## WHAT TO WORK ON
Omit the images, then output each of the records below exactly.

## MATERIAL TO PROCESS
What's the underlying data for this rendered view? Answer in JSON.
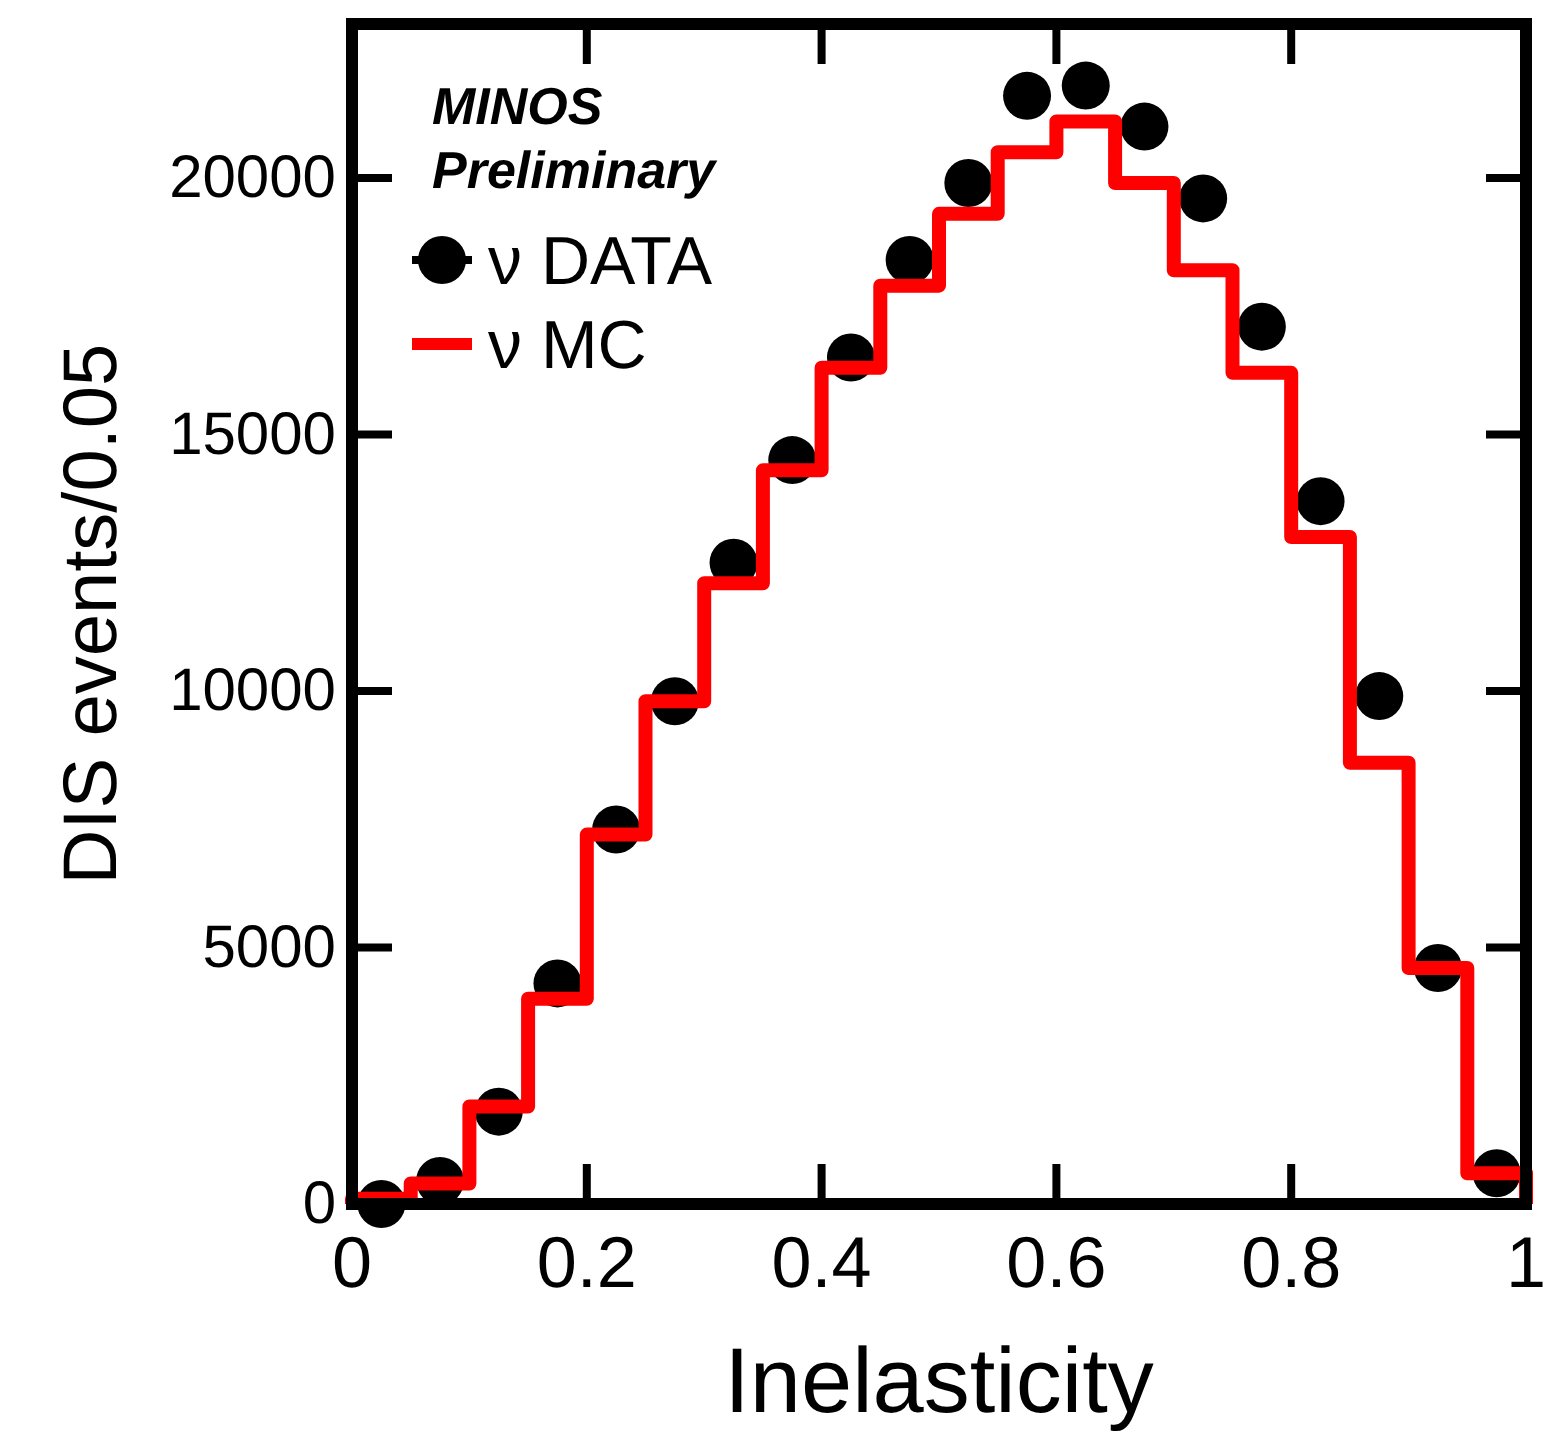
{
  "chart_data": {
    "type": "histogram",
    "xlabel": "Inelasticity",
    "ylabel": "DIS events/0.05",
    "annotations": [
      "MINOS",
      "Preliminary"
    ],
    "bins": [
      0,
      0.05,
      0.1,
      0.15,
      0.2,
      0.25,
      0.3,
      0.35,
      0.4,
      0.45,
      0.5,
      0.55,
      0.6,
      0.65,
      0.7,
      0.75,
      0.8,
      0.85,
      0.9,
      0.95,
      1
    ],
    "series": [
      {
        "name": "ν DATA",
        "type": "scatter",
        "marker": "circle",
        "color": "#000000",
        "x": [
          0.025,
          0.075,
          0.125,
          0.175,
          0.225,
          0.275,
          0.325,
          0.375,
          0.425,
          0.475,
          0.525,
          0.575,
          0.625,
          0.675,
          0.725,
          0.775,
          0.825,
          0.875,
          0.925,
          0.975
        ],
        "values": [
          0,
          450,
          1800,
          4300,
          7300,
          9800,
          12500,
          14500,
          16500,
          18400,
          19900,
          21600,
          21800,
          21000,
          19600,
          17100,
          13700,
          9900,
          4600,
          600
        ]
      },
      {
        "name": "ν MC",
        "color": "#ff0000",
        "values": [
          100,
          400,
          1900,
          4000,
          7200,
          9800,
          12100,
          14300,
          16300,
          17900,
          19300,
          20500,
          21100,
          19900,
          18200,
          16200,
          13000,
          8600,
          4600,
          600
        ]
      }
    ],
    "xlim": [
      0,
      1
    ],
    "ylim": [
      0,
      23000
    ],
    "xticks": [
      0,
      0.2,
      0.4,
      0.6,
      0.8,
      1
    ],
    "yticks": [
      0,
      5000,
      10000,
      15000,
      20000
    ],
    "legend": "top left",
    "grid": false
  }
}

## THE REPLY
What's the underlying data for this rendered view? Answer in JSON.
{
  "chart_data": {
    "type": "histogram",
    "xlabel": "Inelasticity",
    "ylabel": "DIS events/0.05",
    "annotations": [
      "MINOS",
      "Preliminary"
    ],
    "bins": [
      0,
      0.05,
      0.1,
      0.15,
      0.2,
      0.25,
      0.3,
      0.35,
      0.4,
      0.45,
      0.5,
      0.55,
      0.6,
      0.65,
      0.7,
      0.75,
      0.8,
      0.85,
      0.9,
      0.95,
      1
    ],
    "series": [
      {
        "name": "ν DATA",
        "type": "scatter",
        "marker": "circle",
        "color": "#000000",
        "x": [
          0.025,
          0.075,
          0.125,
          0.175,
          0.225,
          0.275,
          0.325,
          0.375,
          0.425,
          0.475,
          0.525,
          0.575,
          0.625,
          0.675,
          0.725,
          0.775,
          0.825,
          0.875,
          0.925,
          0.975
        ],
        "values": [
          0,
          450,
          1800,
          4300,
          7300,
          9800,
          12500,
          14500,
          16500,
          18400,
          19900,
          21600,
          21800,
          21000,
          19600,
          17100,
          13700,
          9900,
          4600,
          600
        ]
      },
      {
        "name": "ν MC",
        "color": "#ff0000",
        "values": [
          100,
          400,
          1900,
          4000,
          7200,
          9800,
          12100,
          14300,
          16300,
          17900,
          19300,
          20500,
          21100,
          19900,
          18200,
          16200,
          13000,
          8600,
          4600,
          600
        ]
      }
    ],
    "xlim": [
      0,
      1
    ],
    "ylim": [
      0,
      23000
    ],
    "xticks": [
      0,
      0.2,
      0.4,
      0.6,
      0.8,
      1
    ],
    "yticks": [
      0,
      5000,
      10000,
      15000,
      20000
    ],
    "legend": "top left",
    "grid": false
  }
}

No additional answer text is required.